▶ **Problem to solve**
Would you filter these records and copy every line that has the word "this"?

Segment Open

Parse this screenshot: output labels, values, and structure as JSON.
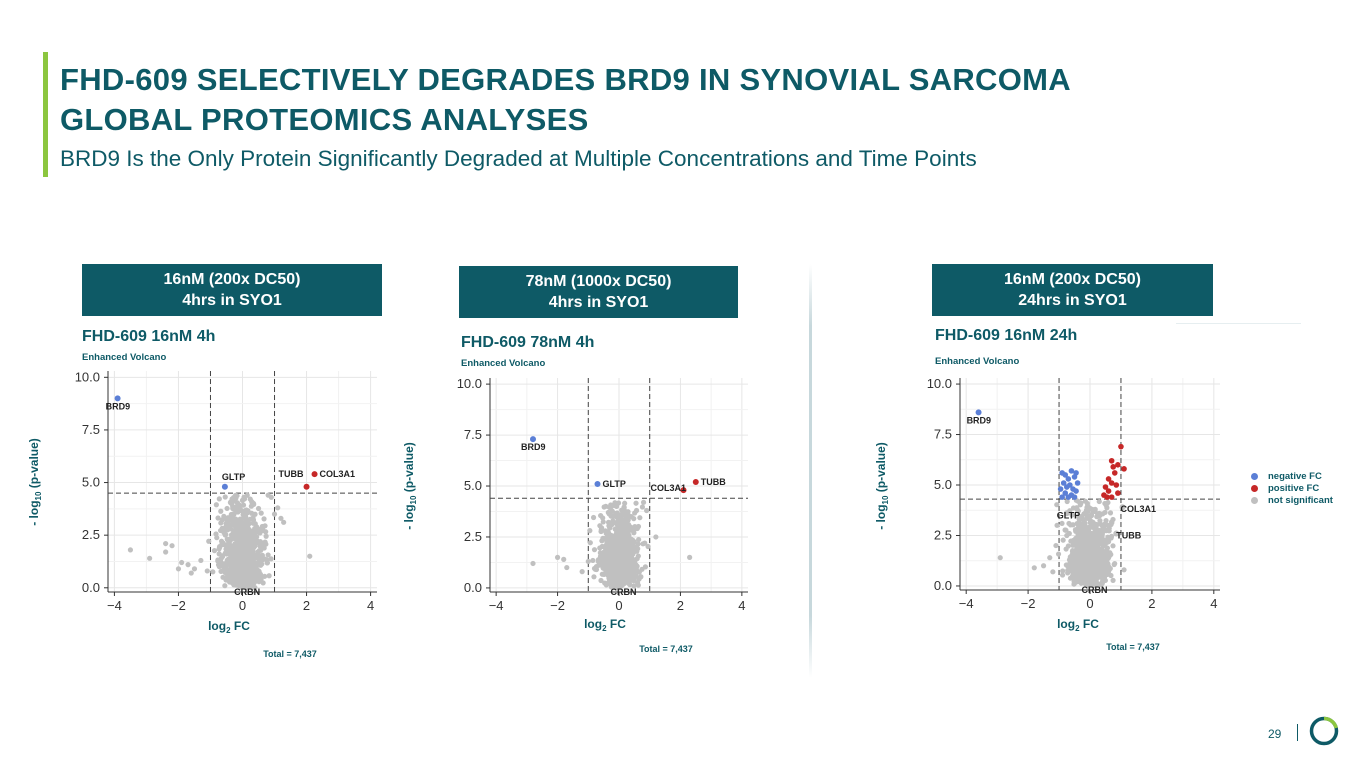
{
  "header": {
    "title_line1": "FHD-609 SELECTIVELY DEGRADES BRD9 IN SYNOVIAL SARCOMA",
    "title_line2": "GLOBAL PROTEOMICS ANALYSES",
    "subtitle": "BRD9 Is the Only Protein Significantly Degraded at Multiple Concentrations and Time Points"
  },
  "banners": [
    {
      "line1": "16nM (200x DC50)",
      "line2": "4hrs in SYO1"
    },
    {
      "line1": "78nM (1000x DC50)",
      "line2": "4hrs in SYO1"
    },
    {
      "line1": "16nM (200x DC50)",
      "line2": "24hrs in SYO1"
    }
  ],
  "colors": {
    "brand": "#0e5a66",
    "accent": "#8cc63f",
    "negative_fc": "#5b7fd6",
    "positive_fc": "#c62828",
    "not_significant": "#c0c0c0"
  },
  "legend": {
    "items": [
      {
        "label": "negative FC",
        "color": "#5b7fd6"
      },
      {
        "label": "positive FC",
        "color": "#c62828"
      },
      {
        "label": "not significant",
        "color": "#c0c0c0"
      }
    ],
    "placement": "right of third plot"
  },
  "footer": {
    "page_number": "29"
  },
  "chart_data": [
    {
      "type": "scatter",
      "title": "FHD-609 16nM 4h",
      "subtitle": "Enhanced Volcano",
      "xlabel": "log2 FC",
      "ylabel": "- log10 (p-value)",
      "caption": "Total = 7,437",
      "xlim": [
        -4.2,
        4.2
      ],
      "ylim": [
        -0.2,
        10.3
      ],
      "xticks": [
        -4,
        -2,
        0,
        2,
        4
      ],
      "xtick_labels": [
        "−4",
        "−2",
        "0",
        "2",
        "4"
      ],
      "yticks": [
        0,
        2.5,
        5,
        7.5,
        10
      ],
      "ytick_labels": [
        "0.0",
        "2.5",
        "5.0",
        "7.5",
        "10.0"
      ],
      "fc_cutoff": [
        -1,
        1
      ],
      "p_cutoff": 4.5,
      "grid": true,
      "labeled_points": [
        {
          "label": "BRD9",
          "x": -3.9,
          "y": 9.0,
          "group": "negative FC"
        },
        {
          "label": "GLTP",
          "x": -0.55,
          "y": 4.8,
          "group": "negative FC"
        },
        {
          "label": "TUBB",
          "x": 2.0,
          "y": 4.8,
          "group": "positive FC"
        },
        {
          "label": "COL3A1",
          "x": 2.25,
          "y": 5.4,
          "group": "positive FC"
        },
        {
          "label": "CRBN",
          "x": 0.05,
          "y": 0.3,
          "group": "not significant"
        }
      ],
      "background_points": [
        {
          "x": -3.5,
          "y": 1.8
        },
        {
          "x": -2.9,
          "y": 1.4
        },
        {
          "x": -2.4,
          "y": 2.1
        },
        {
          "x": -2.2,
          "y": 2.0
        },
        {
          "x": -2.4,
          "y": 1.7
        },
        {
          "x": -1.9,
          "y": 1.2
        },
        {
          "x": -1.7,
          "y": 1.1
        },
        {
          "x": -1.5,
          "y": 0.9
        },
        {
          "x": -1.3,
          "y": 1.3
        },
        {
          "x": -1.1,
          "y": 0.8
        },
        {
          "x": -1.6,
          "y": 0.7
        },
        {
          "x": -2.0,
          "y": 0.9
        },
        {
          "x": 1.1,
          "y": 3.8
        },
        {
          "x": 1.2,
          "y": 3.3
        },
        {
          "x": 1.0,
          "y": 3.5
        },
        {
          "x": 2.1,
          "y": 1.5
        },
        {
          "x": 0.9,
          "y": 4.3
        },
        {
          "x": 0.8,
          "y": 4.4
        }
      ],
      "volcano_spread": {
        "x_sd": 0.3,
        "y_max": 4.4
      }
    },
    {
      "type": "scatter",
      "title": "FHD-609 78nM 4h",
      "subtitle": "Enhanced Volcano",
      "xlabel": "log2 FC",
      "ylabel": "- log10 (p-value)",
      "caption": "Total = 7,437",
      "xlim": [
        -4.2,
        4.2
      ],
      "ylim": [
        -0.2,
        10.3
      ],
      "xticks": [
        -4,
        -2,
        0,
        2,
        4
      ],
      "xtick_labels": [
        "−4",
        "−2",
        "0",
        "2",
        "4"
      ],
      "yticks": [
        0,
        2.5,
        5,
        7.5,
        10
      ],
      "ytick_labels": [
        "0.0",
        "2.5",
        "5.0",
        "7.5",
        "10.0"
      ],
      "fc_cutoff": [
        -1,
        1
      ],
      "p_cutoff": 4.4,
      "grid": true,
      "labeled_points": [
        {
          "label": "BRD9",
          "x": -2.8,
          "y": 7.3,
          "group": "negative FC"
        },
        {
          "label": "GLTP",
          "x": -0.7,
          "y": 5.1,
          "group": "negative FC"
        },
        {
          "label": "COL3A1",
          "x": 2.1,
          "y": 4.8,
          "group": "positive FC"
        },
        {
          "label": "TUBB",
          "x": 2.5,
          "y": 5.2,
          "group": "positive FC"
        },
        {
          "label": "CRBN",
          "x": 0.05,
          "y": 0.3,
          "group": "not significant"
        }
      ],
      "background_points": [
        {
          "x": -2.8,
          "y": 1.2
        },
        {
          "x": -2.0,
          "y": 1.5
        },
        {
          "x": -1.8,
          "y": 1.4
        },
        {
          "x": -1.7,
          "y": 1.0
        },
        {
          "x": -1.2,
          "y": 0.8
        },
        {
          "x": -1.0,
          "y": 1.3
        },
        {
          "x": 1.2,
          "y": 2.5
        },
        {
          "x": 2.3,
          "y": 1.5
        },
        {
          "x": 0.9,
          "y": 3.8
        },
        {
          "x": 0.8,
          "y": 4.2
        }
      ],
      "volcano_spread": {
        "x_sd": 0.28,
        "y_max": 4.2
      }
    },
    {
      "type": "scatter",
      "title": "FHD-609 16nM 24h",
      "subtitle": "Enhanced Volcano",
      "xlabel": "log2 FC",
      "ylabel": "- log10 (p-value)",
      "caption": "Total = 7,437",
      "xlim": [
        -4.2,
        4.2
      ],
      "ylim": [
        -0.2,
        10.3
      ],
      "xticks": [
        -4,
        -2,
        0,
        2,
        4
      ],
      "xtick_labels": [
        "−4",
        "−2",
        "0",
        "2",
        "4"
      ],
      "yticks": [
        0,
        2.5,
        5,
        7.5,
        10
      ],
      "ytick_labels": [
        "0.0",
        "2.5",
        "5.0",
        "7.5",
        "10.0"
      ],
      "fc_cutoff": [
        -1,
        1
      ],
      "p_cutoff": 4.3,
      "grid": true,
      "labeled_points": [
        {
          "label": "BRD9",
          "x": -3.6,
          "y": 8.6,
          "group": "negative FC"
        },
        {
          "label": "GLTP",
          "x": -0.75,
          "y": 3.6,
          "group": "not significant"
        },
        {
          "label": "COL3A1",
          "x": 1.05,
          "y": 3.9,
          "group": "not significant"
        },
        {
          "label": "TUBB",
          "x": 0.85,
          "y": 2.6,
          "group": "not significant"
        },
        {
          "label": "CRBN",
          "x": 0.05,
          "y": 0.1,
          "group": "not significant"
        }
      ],
      "negative_points": [
        {
          "x": -0.9,
          "y": 5.6
        },
        {
          "x": -0.8,
          "y": 5.5
        },
        {
          "x": -0.7,
          "y": 5.3
        },
        {
          "x": -0.6,
          "y": 5.7
        },
        {
          "x": -0.5,
          "y": 5.4
        },
        {
          "x": -0.85,
          "y": 5.1
        },
        {
          "x": -0.75,
          "y": 4.9
        },
        {
          "x": -0.65,
          "y": 5.0
        },
        {
          "x": -0.55,
          "y": 4.8
        },
        {
          "x": -0.45,
          "y": 4.7
        },
        {
          "x": -0.95,
          "y": 4.8
        },
        {
          "x": -0.8,
          "y": 4.6
        },
        {
          "x": -0.6,
          "y": 4.5
        },
        {
          "x": -0.5,
          "y": 4.4
        },
        {
          "x": -0.7,
          "y": 4.4
        },
        {
          "x": -0.4,
          "y": 5.1
        },
        {
          "x": -0.45,
          "y": 5.6
        },
        {
          "x": -0.9,
          "y": 4.4
        }
      ],
      "positive_points": [
        {
          "x": 1.0,
          "y": 6.9
        },
        {
          "x": 0.7,
          "y": 6.2
        },
        {
          "x": 0.75,
          "y": 5.9
        },
        {
          "x": 0.9,
          "y": 6.0
        },
        {
          "x": 1.1,
          "y": 5.8
        },
        {
          "x": 0.8,
          "y": 5.6
        },
        {
          "x": 0.6,
          "y": 5.3
        },
        {
          "x": 0.7,
          "y": 5.1
        },
        {
          "x": 0.85,
          "y": 5.0
        },
        {
          "x": 0.5,
          "y": 4.9
        },
        {
          "x": 0.6,
          "y": 4.7
        },
        {
          "x": 0.45,
          "y": 4.5
        },
        {
          "x": 0.55,
          "y": 4.4
        },
        {
          "x": 0.9,
          "y": 4.6
        },
        {
          "x": 0.7,
          "y": 4.4
        }
      ],
      "background_points": [
        {
          "x": -2.9,
          "y": 1.4
        },
        {
          "x": -1.8,
          "y": 0.9
        },
        {
          "x": -1.5,
          "y": 1.0
        },
        {
          "x": -1.3,
          "y": 1.4
        },
        {
          "x": -1.2,
          "y": 0.7
        },
        {
          "x": 1.1,
          "y": 0.8
        },
        {
          "x": -1.1,
          "y": 2.0
        }
      ],
      "volcano_spread": {
        "x_sd": 0.32,
        "y_max": 4.3
      }
    }
  ]
}
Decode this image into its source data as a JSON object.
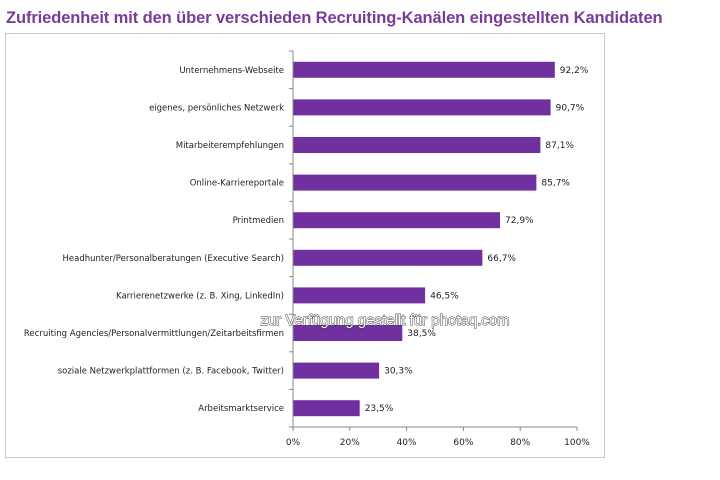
{
  "chart_data": {
    "type": "bar",
    "orientation": "horizontal",
    "title": "Zufriedenheit mit den über verschieden Recruiting-Kanälen eingestellten Kandidaten",
    "categories": [
      "Unternehmens-Webseite",
      "eigenes, persönliches Netzwerk",
      "Mitarbeiterempfehlungen",
      "Online-Karriereportale",
      "Printmedien",
      "Headhunter/Personalberatungen (Executive Search)",
      "Karrierenetzwerke (z. B. Xing, LinkedIn)",
      "Recruiting Agencies/Personalvermittlungen/Zeitarbeitsfirmen",
      "soziale Netzwerkplattformen (z. B. Facebook, Twitter)",
      "Arbeitsmarktservice"
    ],
    "values": [
      92.2,
      90.7,
      87.1,
      85.7,
      72.9,
      66.7,
      46.5,
      38.5,
      30.3,
      23.5
    ],
    "value_labels": [
      "92,2%",
      "90,7%",
      "87,1%",
      "85,7%",
      "72,9%",
      "66,7%",
      "46,5%",
      "38,5%",
      "30,3%",
      "23,5%"
    ],
    "xlim": [
      0,
      100
    ],
    "x_ticks": [
      "0%",
      "20%",
      "40%",
      "60%",
      "80%",
      "100%"
    ],
    "grid": false,
    "bar_color": "#7030a0"
  },
  "watermark": "zur Verfügung gestellt für photaq.com",
  "title_color": "#7a3b9a"
}
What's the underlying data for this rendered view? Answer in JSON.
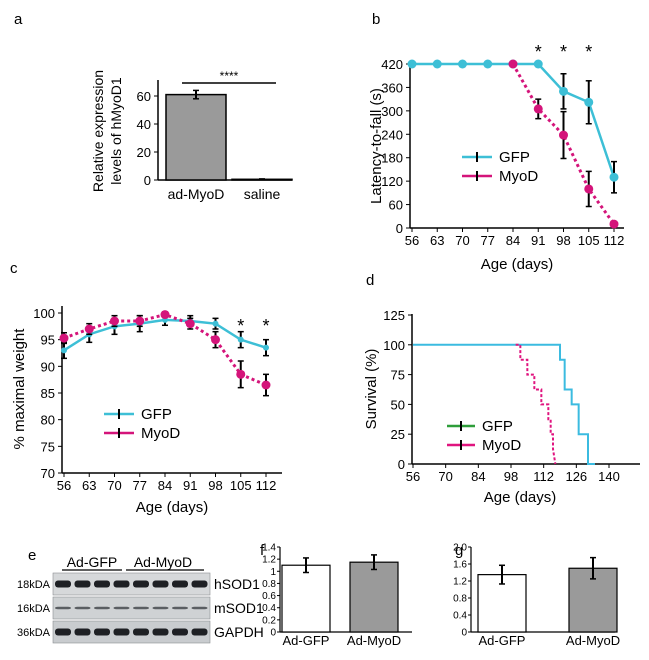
{
  "panel_labels": {
    "a": "a",
    "b": "b",
    "c": "c",
    "d": "d",
    "e": "e",
    "f": "f",
    "g": "g"
  },
  "colors": {
    "gfp": "#3dbfd6",
    "myod": "#d4147a",
    "gfp_survival": "#3bbbe0",
    "myod_survival": "#e0147f",
    "gfp_legend_d": "#2e9e3a",
    "bar_gray": "#9a9a9a",
    "bar_white": "#ffffff",
    "err": "#000000"
  },
  "chart_data": [
    {
      "panel": "a",
      "type": "bar",
      "categories": [
        "ad-MyoD",
        "saline"
      ],
      "values": [
        61,
        0.5
      ],
      "errors": [
        3,
        0.3
      ],
      "ylabel_line1": "Relative expression",
      "ylabel_line2": "levels of hMyoD1",
      "ylim": [
        0,
        70
      ],
      "yticks": [
        "0",
        "20",
        "40",
        "60"
      ],
      "significance": "****"
    },
    {
      "panel": "b",
      "type": "line",
      "ylabel": "Latency-to-fall (s)",
      "xlabel": "Age (days)",
      "x": [
        56,
        63,
        70,
        77,
        84,
        91,
        98,
        105,
        112
      ],
      "xticks": [
        "56",
        "63",
        "70",
        "77",
        "84",
        "91",
        "98",
        "105",
        "112"
      ],
      "yticks": [
        "0",
        "60",
        "120",
        "180",
        "240",
        "300",
        "360",
        "420"
      ],
      "ylim": [
        0,
        420
      ],
      "series": [
        {
          "name": "GFP",
          "x": [
            56,
            63,
            70,
            77,
            84,
            91,
            98,
            105,
            112
          ],
          "values": [
            420,
            420,
            420,
            420,
            420,
            420,
            350,
            322,
            130
          ],
          "errors": [
            0,
            0,
            0,
            0,
            0,
            0,
            45,
            55,
            40
          ]
        },
        {
          "name": "MyoD",
          "x": [
            84,
            91,
            98,
            105,
            112
          ],
          "values": [
            420,
            305,
            238,
            100,
            10
          ],
          "errors": [
            0,
            25,
            60,
            45,
            5
          ]
        }
      ],
      "stars": [
        {
          "x": 91,
          "label": "*"
        },
        {
          "x": 98,
          "label": "*"
        },
        {
          "x": 105,
          "label": "*"
        }
      ],
      "legend": [
        "GFP",
        "MyoD"
      ]
    },
    {
      "panel": "c",
      "type": "line",
      "ylabel": "% maximal weight",
      "xlabel": "Age (days)",
      "x": [
        56,
        63,
        70,
        77,
        84,
        91,
        98,
        105,
        112
      ],
      "xticks": [
        "56",
        "63",
        "70",
        "77",
        "84",
        "91",
        "98",
        "105",
        "112"
      ],
      "yticks": [
        "70",
        "75",
        "80",
        "85",
        "90",
        "95",
        "100"
      ],
      "ylim": [
        70,
        100
      ],
      "series": [
        {
          "name": "GFP",
          "values": [
            93,
            96,
            97.5,
            98,
            98.7,
            98.5,
            98,
            95,
            93.5
          ],
          "errors": [
            1.5,
            1.5,
            1.5,
            1.5,
            1,
            1,
            1,
            1.5,
            1.5
          ]
        },
        {
          "name": "MyoD",
          "values": [
            95.3,
            97,
            98.5,
            98.5,
            99.7,
            98,
            95,
            88.5,
            86.5
          ],
          "errors": [
            1,
            1,
            1,
            1,
            0.5,
            1,
            1.5,
            2.5,
            2
          ]
        }
      ],
      "stars": [
        {
          "x": 105,
          "label": "*"
        },
        {
          "x": 112,
          "label": "*"
        }
      ],
      "legend": [
        "GFP",
        "MyoD"
      ]
    },
    {
      "panel": "d",
      "type": "line",
      "ylabel": "Survival (%)",
      "xlabel": "Age (days)",
      "xticks": [
        "56",
        "70",
        "84",
        "98",
        "112",
        "126",
        "140"
      ],
      "yticks": [
        "0",
        "25",
        "50",
        "75",
        "100",
        "125"
      ],
      "xlim": [
        56,
        147
      ],
      "ylim": [
        0,
        125
      ],
      "series": [
        {
          "name": "GFP",
          "x": [
            56,
            119,
            119,
            121,
            121,
            124,
            124,
            127,
            127,
            131,
            131,
            134
          ],
          "values": [
            100,
            100,
            87.5,
            87.5,
            62.5,
            62.5,
            50,
            50,
            25,
            25,
            0,
            0
          ]
        },
        {
          "name": "MyoD",
          "x": [
            100,
            102,
            102,
            105,
            105,
            108,
            108,
            111,
            111,
            114,
            114,
            115,
            115,
            116,
            116,
            117
          ],
          "values": [
            100,
            100,
            87.5,
            87.5,
            75,
            75,
            62.5,
            62.5,
            50,
            50,
            37.5,
            37.5,
            25,
            25,
            12.5,
            0
          ]
        }
      ],
      "legend": [
        "GFP",
        "MyoD"
      ]
    },
    {
      "panel": "e",
      "type": "table",
      "group_labels": [
        "Ad-GFP",
        "Ad-MyoD"
      ],
      "rows": [
        {
          "size": "18kDA",
          "protein": "hSOD1"
        },
        {
          "size": "16kDA",
          "protein": "mSOD1"
        },
        {
          "size": "36kDA",
          "protein": "GAPDH"
        }
      ]
    },
    {
      "panel": "f",
      "type": "bar",
      "categories": [
        "Ad-GFP",
        "Ad-MyoD"
      ],
      "values": [
        1.1,
        1.15
      ],
      "errors": [
        0.12,
        0.12
      ],
      "ylim": [
        0,
        1.4
      ],
      "yticks": [
        "0",
        "0.2",
        "0.4",
        "0.6",
        "0.8",
        "1",
        "1.2",
        "1.4"
      ]
    },
    {
      "panel": "g",
      "type": "bar",
      "categories": [
        "Ad-GFP",
        "Ad-MyoD"
      ],
      "values": [
        1.35,
        1.5
      ],
      "errors": [
        0.22,
        0.25
      ],
      "ylim": [
        0,
        2.0
      ],
      "yticks": [
        "0",
        "0.4",
        "0.8",
        "1.2",
        "1.6",
        "2.0"
      ]
    }
  ]
}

Segment Closed

▶ **Exercise result**
Parse this screenshot: output labels, values, and structure as JSON.
Decode this image into its source data as a JSON object.
What's the underlying data for this rendered view? Answer in JSON.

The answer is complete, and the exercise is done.